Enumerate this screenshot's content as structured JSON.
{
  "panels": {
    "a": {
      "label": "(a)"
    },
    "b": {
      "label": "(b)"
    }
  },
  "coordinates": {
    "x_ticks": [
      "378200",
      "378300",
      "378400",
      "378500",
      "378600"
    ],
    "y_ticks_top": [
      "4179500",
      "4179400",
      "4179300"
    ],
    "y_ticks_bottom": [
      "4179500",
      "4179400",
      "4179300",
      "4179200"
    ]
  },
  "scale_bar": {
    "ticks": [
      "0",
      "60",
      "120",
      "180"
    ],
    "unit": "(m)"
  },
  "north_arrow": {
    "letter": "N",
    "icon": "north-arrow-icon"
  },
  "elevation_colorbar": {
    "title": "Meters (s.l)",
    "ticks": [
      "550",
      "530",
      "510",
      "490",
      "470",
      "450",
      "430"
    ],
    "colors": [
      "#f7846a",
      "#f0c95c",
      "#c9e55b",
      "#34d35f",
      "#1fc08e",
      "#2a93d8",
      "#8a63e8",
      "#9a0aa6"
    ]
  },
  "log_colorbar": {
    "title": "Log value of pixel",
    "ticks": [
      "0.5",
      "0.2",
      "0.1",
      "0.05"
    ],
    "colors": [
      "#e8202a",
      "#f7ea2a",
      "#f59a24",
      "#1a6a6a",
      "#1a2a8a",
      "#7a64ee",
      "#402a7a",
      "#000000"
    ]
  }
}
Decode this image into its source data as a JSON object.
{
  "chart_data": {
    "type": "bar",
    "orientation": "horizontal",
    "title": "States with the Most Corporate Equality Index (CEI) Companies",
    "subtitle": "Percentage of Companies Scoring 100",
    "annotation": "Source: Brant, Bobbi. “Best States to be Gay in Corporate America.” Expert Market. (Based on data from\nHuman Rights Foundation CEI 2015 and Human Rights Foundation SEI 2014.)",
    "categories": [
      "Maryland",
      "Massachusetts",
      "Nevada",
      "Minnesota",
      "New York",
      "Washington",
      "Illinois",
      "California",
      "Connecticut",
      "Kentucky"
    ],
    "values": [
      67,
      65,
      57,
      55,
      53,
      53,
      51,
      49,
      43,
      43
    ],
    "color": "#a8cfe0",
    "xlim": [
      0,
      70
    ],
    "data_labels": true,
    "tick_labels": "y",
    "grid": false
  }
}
━━━━
- [REQUIRED TASK]
Repeat the listing in full, keeping every line exactly as it is.

- [RESPONSE TO THE EXERCISE]
Enumerate this screenshot's content as structured JSON.
{
  "panels": {
    "a": {
      "label": "(a)"
    },
    "b": {
      "label": "(b)"
    }
  },
  "coordinates": {
    "x_ticks": [
      "378200",
      "378300",
      "378400",
      "378500",
      "378600"
    ],
    "y_ticks_top": [
      "4179500",
      "4179400",
      "4179300"
    ],
    "y_ticks_bottom": [
      "4179500",
      "4179400",
      "4179300",
      "4179200"
    ]
  },
  "scale_bar": {
    "ticks": [
      "0",
      "60",
      "120",
      "180"
    ],
    "unit": "(m)"
  },
  "north_arrow": {
    "letter": "N",
    "icon": "north-arrow-icon"
  },
  "elevation_colorbar": {
    "title": "Meters (s.l)",
    "ticks": [
      "550",
      "530",
      "510",
      "490",
      "470",
      "450",
      "430"
    ],
    "colors": [
      "#f7846a",
      "#f0c95c",
      "#c9e55b",
      "#34d35f",
      "#1fc08e",
      "#2a93d8",
      "#8a63e8",
      "#9a0aa6"
    ]
  },
  "log_colorbar": {
    "title": "Log value of pixel",
    "ticks": [
      "0.5",
      "0.2",
      "0.1",
      "0.05"
    ],
    "colors": [
      "#e8202a",
      "#f7ea2a",
      "#f59a24",
      "#1a6a6a",
      "#1a2a8a",
      "#7a64ee",
      "#402a7a",
      "#000000"
    ]
  }
}
Decode this image into its source data as a JSON object.
{
  "chart_data": {
    "type": "bar",
    "orientation": "horizontal",
    "title": "States with the Most Corporate Equality Index (CEI) Companies",
    "subtitle": "Percentage of Companies Scoring 100",
    "annotation": "Source: Brant, Bobbi. “Best States to be Gay in Corporate America.” Expert Market. (Based on data from\nHuman Rights Foundation CEI 2015 and Human Rights Foundation SEI 2014.)",
    "categories": [
      "Maryland",
      "Massachusetts",
      "Nevada",
      "Minnesota",
      "New York",
      "Washington",
      "Illinois",
      "California",
      "Connecticut",
      "Kentucky"
    ],
    "values": [
      67,
      65,
      57,
      55,
      53,
      53,
      51,
      49,
      43,
      43
    ],
    "color": "#a8cfe0",
    "xlim": [
      0,
      70
    ],
    "data_labels": true,
    "tick_labels": "y",
    "grid": false
  }
}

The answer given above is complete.